- **Data rows**

--

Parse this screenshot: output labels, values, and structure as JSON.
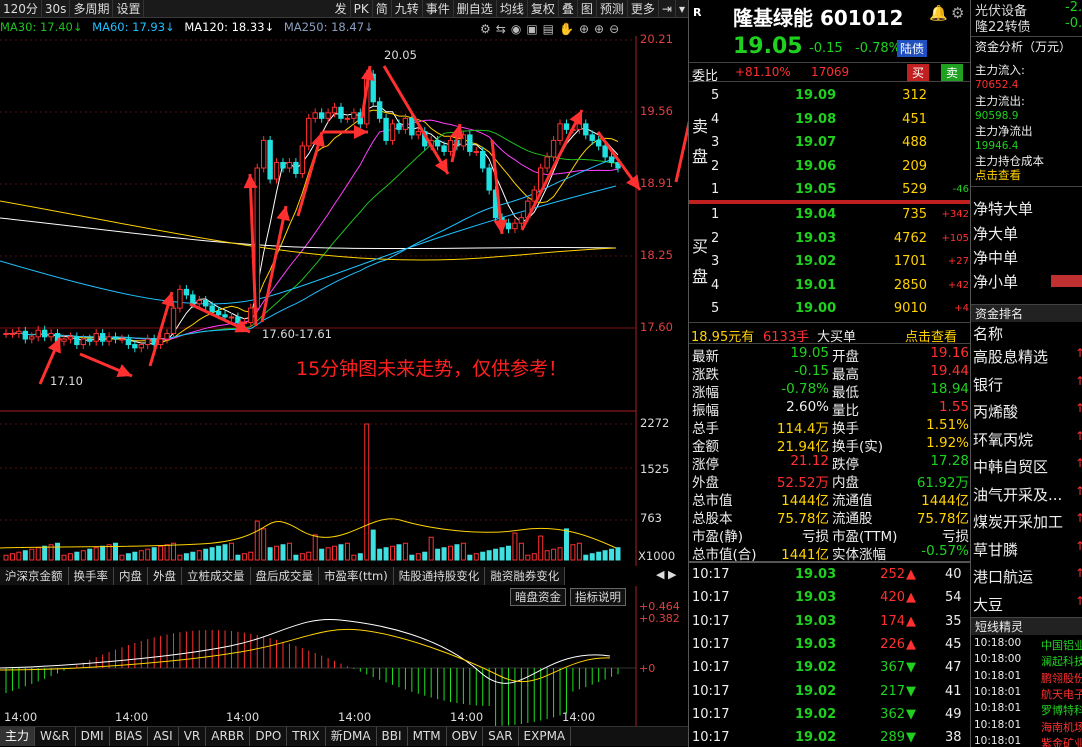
{
  "toolbar": {
    "items": [
      "120分",
      "30s",
      "多周期",
      "设置"
    ],
    "right_items": [
      "发",
      "PK",
      "简",
      "九转",
      "事件",
      "删自选",
      "均线",
      "复权",
      "叠",
      "图",
      "预测",
      "更多"
    ]
  },
  "ma_legend": [
    {
      "label": "MA30: 17.40↓",
      "color": "#20c020"
    },
    {
      "label": "MA60: 17.93↓",
      "color": "#20c0ff"
    },
    {
      "label": "MA120: 18.33↓",
      "color": "#ffffff"
    },
    {
      "label": "MA250: 18.47↓",
      "color": "#8aa0c0"
    }
  ],
  "price_axis": [
    "20.21",
    "19.56",
    "18.91",
    "18.25",
    "17.60"
  ],
  "vol_axis": [
    "2272",
    "1525",
    "763",
    "X1000"
  ],
  "macd_axis": [
    "+0.464",
    "+0.382",
    "+0"
  ],
  "annotations": {
    "high": "20.05",
    "low": "17.10",
    "range": "17.60-17.61",
    "note": "15分钟图未来走势，仅供参考！"
  },
  "indicator_tabs": [
    "沪深京金额",
    "换手率",
    "内盘",
    "外盘",
    "立桩成交量",
    "盘后成交量",
    "市盈率(ttm)",
    "陆股通持股变化",
    "融资融券变化"
  ],
  "macd_buttons": [
    "暗盘资金",
    "指标说明"
  ],
  "time_labels": [
    "14:00",
    "14:00",
    "14:00",
    "14:00",
    "14:00",
    "14:00"
  ],
  "bottom_tabs": [
    "主力",
    "W&R",
    "DMI",
    "BIAS",
    "ASI",
    "VR",
    "ARBR",
    "DPO",
    "TRIX",
    "新DMA",
    "BBI",
    "MTM",
    "OBV",
    "SAR",
    "EXPMA"
  ],
  "stock": {
    "badge": "R",
    "name": "隆基绿能",
    "code": "601012",
    "price": "19.05",
    "change": "-0.15",
    "pct": "-0.78%",
    "tag": "陆债",
    "weibi_label": "委比",
    "weibi_value": "+81.10%",
    "weicha_value": "17069",
    "buy_btn": "买",
    "sell_btn": "卖"
  },
  "sell_side_label": [
    "卖",
    "盘"
  ],
  "buy_side_label": [
    "买",
    "盘"
  ],
  "asks": [
    {
      "n": "5",
      "p": "19.09",
      "v": "312",
      "d": ""
    },
    {
      "n": "4",
      "p": "19.08",
      "v": "451",
      "d": ""
    },
    {
      "n": "3",
      "p": "19.07",
      "v": "488",
      "d": ""
    },
    {
      "n": "2",
      "p": "19.06",
      "v": "209",
      "d": ""
    },
    {
      "n": "1",
      "p": "19.05",
      "v": "529",
      "d": "-46"
    }
  ],
  "bids": [
    {
      "n": "1",
      "p": "19.04",
      "v": "735",
      "d": "+342"
    },
    {
      "n": "2",
      "p": "19.03",
      "v": "4762",
      "d": "+105"
    },
    {
      "n": "3",
      "p": "19.02",
      "v": "1701",
      "d": "+27"
    },
    {
      "n": "4",
      "p": "19.01",
      "v": "2850",
      "d": "+42"
    },
    {
      "n": "5",
      "p": "19.00",
      "v": "9010",
      "d": "+4"
    }
  ],
  "big_order": {
    "price": "18.95元有",
    "qty": "6133手",
    "label": "大买单",
    "link": "点击查看"
  },
  "stats": [
    {
      "l1": "最新",
      "v1": "19.05",
      "c1": "green",
      "l2": "开盘",
      "v2": "19.16",
      "c2": "red"
    },
    {
      "l1": "涨跌",
      "v1": "-0.15",
      "c1": "green",
      "l2": "最高",
      "v2": "19.44",
      "c2": "red"
    },
    {
      "l1": "涨幅",
      "v1": "-0.78%",
      "c1": "green",
      "l2": "最低",
      "v2": "18.94",
      "c2": "green"
    },
    {
      "l1": "振幅",
      "v1": "2.60%",
      "c1": "white",
      "l2": "量比",
      "v2": "1.55",
      "c2": "red"
    },
    {
      "l1": "总手",
      "v1": "114.4万",
      "c1": "yellow",
      "l2": "换手",
      "v2": "1.51%",
      "c2": "yellow"
    },
    {
      "l1": "金额",
      "v1": "21.94亿",
      "c1": "yellow",
      "l2": "换手(实)",
      "v2": "1.92%",
      "c2": "yellow"
    },
    {
      "l1": "涨停",
      "v1": "21.12",
      "c1": "red",
      "l2": "跌停",
      "v2": "17.28",
      "c2": "green"
    },
    {
      "l1": "外盘",
      "v1": "52.52万",
      "c1": "red",
      "l2": "内盘",
      "v2": "61.92万",
      "c2": "green"
    },
    {
      "l1": "总市值",
      "v1": "1444亿",
      "c1": "yellow",
      "l2": "流通值",
      "v2": "1444亿",
      "c2": "yellow"
    },
    {
      "l1": "总股本",
      "v1": "75.78亿",
      "c1": "yellow",
      "l2": "流通股",
      "v2": "75.78亿",
      "c2": "yellow"
    },
    {
      "l1": "市盈(静)",
      "v1": "亏损",
      "c1": "white",
      "l2": "市盈(TTM)",
      "v2": "亏损",
      "c2": "white"
    },
    {
      "l1": "总市值(合)",
      "v1": "1441亿",
      "c1": "yellow",
      "l2": "实体涨幅",
      "v2": "-0.57%",
      "c2": "green"
    }
  ],
  "ticks": [
    {
      "t": "10:17",
      "p": "19.03",
      "v": "252",
      "dir": "up",
      "n": "40"
    },
    {
      "t": "10:17",
      "p": "19.03",
      "v": "420",
      "dir": "up",
      "n": "54"
    },
    {
      "t": "10:17",
      "p": "19.03",
      "v": "174",
      "dir": "up",
      "n": "35"
    },
    {
      "t": "10:17",
      "p": "19.03",
      "v": "226",
      "dir": "up",
      "n": "45"
    },
    {
      "t": "10:17",
      "p": "19.02",
      "v": "367",
      "dir": "down",
      "n": "47"
    },
    {
      "t": "10:17",
      "p": "19.02",
      "v": "217",
      "dir": "down",
      "n": "41"
    },
    {
      "t": "10:17",
      "p": "19.02",
      "v": "362",
      "dir": "down",
      "n": "49"
    },
    {
      "t": "10:17",
      "p": "19.02",
      "v": "289",
      "dir": "down",
      "n": "38"
    }
  ],
  "far_right": {
    "top": [
      {
        "name": "光伏设备",
        "val": "-2."
      },
      {
        "name": "隆22转债",
        "val": "-0."
      }
    ],
    "fund_title": "资金分析（万元）",
    "fund": [
      {
        "label": "主力流入:",
        "val": "70652.4",
        "c": "red"
      },
      {
        "label": "主力流出:",
        "val": "90598.9",
        "c": "green"
      },
      {
        "label": "主力净流出",
        "val": "19946.4",
        "c": "green"
      },
      {
        "label": "主力持仓成本",
        "val": ""
      }
    ],
    "fund_link": "点击查看",
    "net": [
      "净特大单",
      "净大单",
      "净中单",
      "净小单"
    ],
    "rank_title": "资金排名",
    "rank_header": "名称",
    "rank": [
      "高股息精选",
      "银行",
      "丙烯酸",
      "环氧丙烷",
      "中韩自贸区",
      "油气开采及...",
      "煤炭开采加工",
      "草甘膦",
      "港口航运",
      "大豆"
    ],
    "news_title": "短线精灵",
    "news": [
      {
        "t": "10:18:00",
        "s": "中国铝业",
        "c": "green"
      },
      {
        "t": "10:18:00",
        "s": "澜起科技",
        "c": "green"
      },
      {
        "t": "10:18:01",
        "s": "鹏翎股份",
        "c": "red"
      },
      {
        "t": "10:18:01",
        "s": "航天电子",
        "c": "red"
      },
      {
        "t": "10:18:01",
        "s": "罗博特科",
        "c": "green"
      },
      {
        "t": "10:18:01",
        "s": "海南机场",
        "c": "red"
      },
      {
        "t": "10:18:01",
        "s": "紫金矿业",
        "c": "red"
      }
    ]
  }
}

--

- **Work to complete**
Copy out each line of the data containing the string "color".

- **Complete answer**
      "color": "#20c020"
      "color": "#20c0ff"
      "color": "#ffffff"
      "color": "#8aa0c0"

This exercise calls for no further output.